**TASK OBJECTIVE**
From the records below, give the number of lines that contain the string "this", without any other text.

begin GIVEN DATA

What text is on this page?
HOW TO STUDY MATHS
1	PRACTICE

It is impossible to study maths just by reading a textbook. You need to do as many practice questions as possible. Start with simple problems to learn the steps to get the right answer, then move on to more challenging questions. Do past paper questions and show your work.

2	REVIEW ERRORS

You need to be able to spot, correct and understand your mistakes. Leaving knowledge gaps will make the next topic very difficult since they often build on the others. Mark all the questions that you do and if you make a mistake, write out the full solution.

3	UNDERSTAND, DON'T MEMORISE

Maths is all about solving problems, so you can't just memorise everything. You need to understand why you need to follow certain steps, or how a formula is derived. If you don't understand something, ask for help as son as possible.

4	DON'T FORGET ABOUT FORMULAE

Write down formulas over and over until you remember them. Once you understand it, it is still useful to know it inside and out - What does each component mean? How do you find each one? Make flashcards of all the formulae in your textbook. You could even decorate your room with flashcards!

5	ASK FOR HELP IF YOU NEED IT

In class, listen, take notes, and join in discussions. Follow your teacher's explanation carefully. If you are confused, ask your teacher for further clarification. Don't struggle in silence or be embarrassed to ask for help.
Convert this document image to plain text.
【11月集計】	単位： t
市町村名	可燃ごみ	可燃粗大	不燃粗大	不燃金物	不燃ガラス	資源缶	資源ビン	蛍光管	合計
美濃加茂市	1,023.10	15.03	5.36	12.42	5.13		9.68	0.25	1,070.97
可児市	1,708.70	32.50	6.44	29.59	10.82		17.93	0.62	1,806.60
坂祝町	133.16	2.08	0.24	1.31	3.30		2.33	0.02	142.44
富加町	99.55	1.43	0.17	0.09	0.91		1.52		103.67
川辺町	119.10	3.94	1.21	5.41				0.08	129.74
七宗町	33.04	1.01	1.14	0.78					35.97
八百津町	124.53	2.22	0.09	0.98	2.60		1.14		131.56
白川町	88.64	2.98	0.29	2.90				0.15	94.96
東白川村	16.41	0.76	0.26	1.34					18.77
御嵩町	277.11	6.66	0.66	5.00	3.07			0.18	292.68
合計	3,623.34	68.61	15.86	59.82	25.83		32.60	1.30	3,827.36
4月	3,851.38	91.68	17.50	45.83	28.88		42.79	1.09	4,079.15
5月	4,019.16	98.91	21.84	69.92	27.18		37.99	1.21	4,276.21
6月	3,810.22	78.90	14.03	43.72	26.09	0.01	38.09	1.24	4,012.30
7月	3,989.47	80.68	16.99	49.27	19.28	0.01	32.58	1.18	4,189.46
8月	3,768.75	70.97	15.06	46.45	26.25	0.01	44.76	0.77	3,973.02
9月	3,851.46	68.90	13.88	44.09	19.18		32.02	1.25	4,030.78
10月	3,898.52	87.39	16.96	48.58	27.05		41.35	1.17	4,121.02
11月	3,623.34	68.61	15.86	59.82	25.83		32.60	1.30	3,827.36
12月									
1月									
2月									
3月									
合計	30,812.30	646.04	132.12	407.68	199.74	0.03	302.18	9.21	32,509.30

end GIVEN DATA

**THE REPLY**
2